### Problem requirements
Rewrite the records below, changing every "elements" to "items" and keeping everything else the same. Leave the pictures out of your answer.

### Record extracts
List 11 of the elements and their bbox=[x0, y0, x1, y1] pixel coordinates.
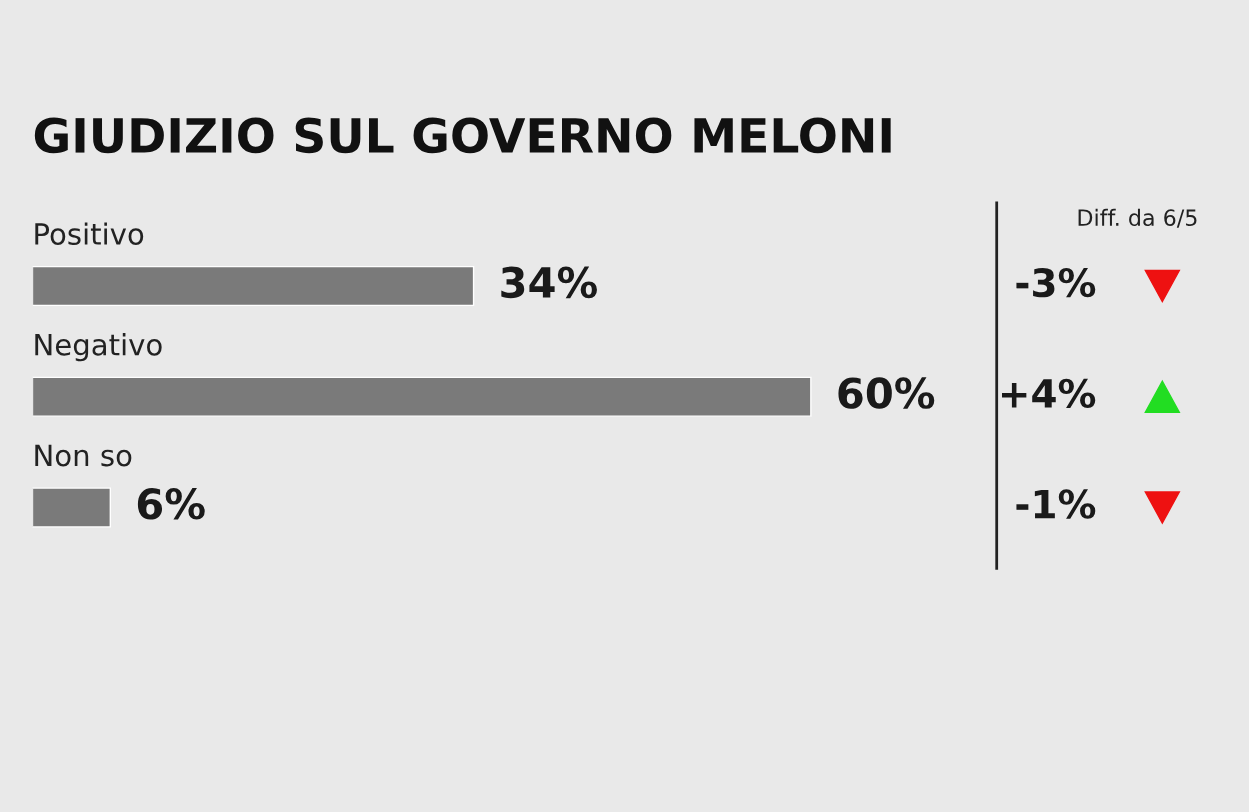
chart-title: GIUDIZIO SUL GOVERNO MELONI bbox=[34, 117, 891, 154]
data-label: 34% bbox=[501, 266, 597, 299]
text: -3% bbox=[1016, 267, 1096, 298]
text: Diff. da 6/5 bbox=[1078, 208, 1197, 228]
y-tick-label: Non so bbox=[35, 444, 132, 467]
y-tick-label: Positivo bbox=[35, 222, 144, 245]
data-label: 6% bbox=[137, 488, 205, 520]
y-tick-label: Negativo bbox=[35, 333, 162, 362]
text: -1% bbox=[1016, 489, 1096, 519]
text: +4% bbox=[1002, 378, 1096, 409]
data-label: 60% bbox=[838, 377, 935, 409]
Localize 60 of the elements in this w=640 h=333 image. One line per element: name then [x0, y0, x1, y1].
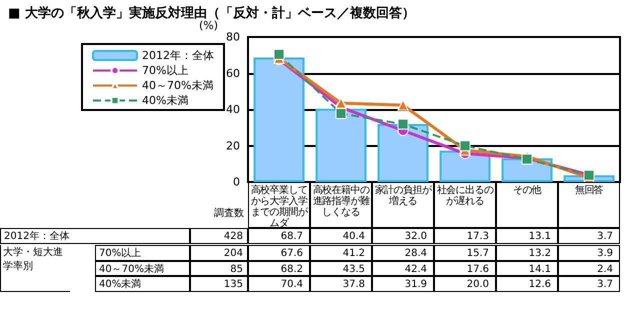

### Answer for this exercise
List 11 of the items and their bbox=[x0, y0, x1, y1] pixel coordinates.
chart-title: GIUDIZIO SUL GOVERNO MELONI bbox=[34, 117, 891, 154]
data-label: 34% bbox=[501, 266, 597, 299]
text: -3% bbox=[1016, 267, 1096, 298]
text: Diff. da 6/5 bbox=[1078, 208, 1197, 228]
y-tick-label: Non so bbox=[35, 444, 132, 467]
y-tick-label: Positivo bbox=[35, 222, 144, 245]
data-label: 6% bbox=[137, 488, 205, 520]
y-tick-label: Negativo bbox=[35, 333, 162, 362]
text: -1% bbox=[1016, 489, 1096, 519]
text: +4% bbox=[1002, 378, 1096, 409]
data-label: 60% bbox=[838, 377, 935, 409]
Localize 60 of the items in this w=640 h=333 image. One line per element: name then [x0, y0, x1, y1].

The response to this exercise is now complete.